> _Stated exercise_
Every line below should be repeated exactly.

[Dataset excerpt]
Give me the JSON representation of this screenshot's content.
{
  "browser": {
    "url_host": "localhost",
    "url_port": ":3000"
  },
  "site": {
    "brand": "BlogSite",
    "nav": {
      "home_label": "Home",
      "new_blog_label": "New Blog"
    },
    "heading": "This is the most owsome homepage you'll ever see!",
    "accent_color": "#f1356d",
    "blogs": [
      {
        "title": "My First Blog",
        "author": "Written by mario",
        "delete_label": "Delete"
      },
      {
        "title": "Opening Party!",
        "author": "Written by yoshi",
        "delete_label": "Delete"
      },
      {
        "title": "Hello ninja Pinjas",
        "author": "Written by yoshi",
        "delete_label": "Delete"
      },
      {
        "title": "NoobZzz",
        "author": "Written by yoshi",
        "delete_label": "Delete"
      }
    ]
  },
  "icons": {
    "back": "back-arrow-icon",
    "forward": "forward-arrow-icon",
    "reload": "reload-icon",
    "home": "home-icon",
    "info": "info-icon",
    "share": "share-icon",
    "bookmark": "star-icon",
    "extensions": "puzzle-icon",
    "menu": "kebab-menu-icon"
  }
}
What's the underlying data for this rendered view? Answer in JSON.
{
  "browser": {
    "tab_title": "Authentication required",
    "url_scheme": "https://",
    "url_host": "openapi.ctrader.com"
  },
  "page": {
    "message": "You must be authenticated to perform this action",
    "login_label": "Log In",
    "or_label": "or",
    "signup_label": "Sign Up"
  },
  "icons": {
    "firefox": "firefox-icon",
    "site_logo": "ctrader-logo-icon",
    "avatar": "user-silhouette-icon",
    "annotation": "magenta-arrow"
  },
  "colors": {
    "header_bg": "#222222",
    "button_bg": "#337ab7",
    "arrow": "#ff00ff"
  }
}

> _Solution below_
Give me the JSON representation of this screenshot's content.
{
  "browser": {
    "url_host": "localhost",
    "url_port": ":3000"
  },
  "site": {
    "brand": "BlogSite",
    "nav": {
      "home_label": "Home",
      "new_blog_label": "New Blog"
    },
    "heading": "This is the most owsome homepage you'll ever see!",
    "accent_color": "#f1356d",
    "blogs": [
      {
        "title": "My First Blog",
        "author": "Written by mario",
        "delete_label": "Delete"
      },
      {
        "title": "Opening Party!",
        "author": "Written by yoshi",
        "delete_label": "Delete"
      },
      {
        "title": "Hello ninja Pinjas",
        "author": "Written by yoshi",
        "delete_label": "Delete"
      },
      {
        "title": "NoobZzz",
        "author": "Written by yoshi",
        "delete_label": "Delete"
      }
    ]
  },
  "icons": {
    "back": "back-arrow-icon",
    "forward": "forward-arrow-icon",
    "reload": "reload-icon",
    "home": "home-icon",
    "info": "info-icon",
    "share": "share-icon",
    "bookmark": "star-icon",
    "extensions": "puzzle-icon",
    "menu": "kebab-menu-icon"
  }
}
What's the underlying data for this rendered view? Answer in JSON.
{
  "browser": {
    "tab_title": "Authentication required",
    "url_scheme": "https://",
    "url_host": "openapi.ctrader.com"
  },
  "page": {
    "message": "You must be authenticated to perform this action",
    "login_label": "Log In",
    "or_label": "or",
    "signup_label": "Sign Up"
  },
  "icons": {
    "firefox": "firefox-icon",
    "site_logo": "ctrader-logo-icon",
    "avatar": "user-silhouette-icon",
    "annotation": "magenta-arrow"
  },
  "colors": {
    "header_bg": "#222222",
    "button_bg": "#337ab7",
    "arrow": "#ff00ff"
  }
}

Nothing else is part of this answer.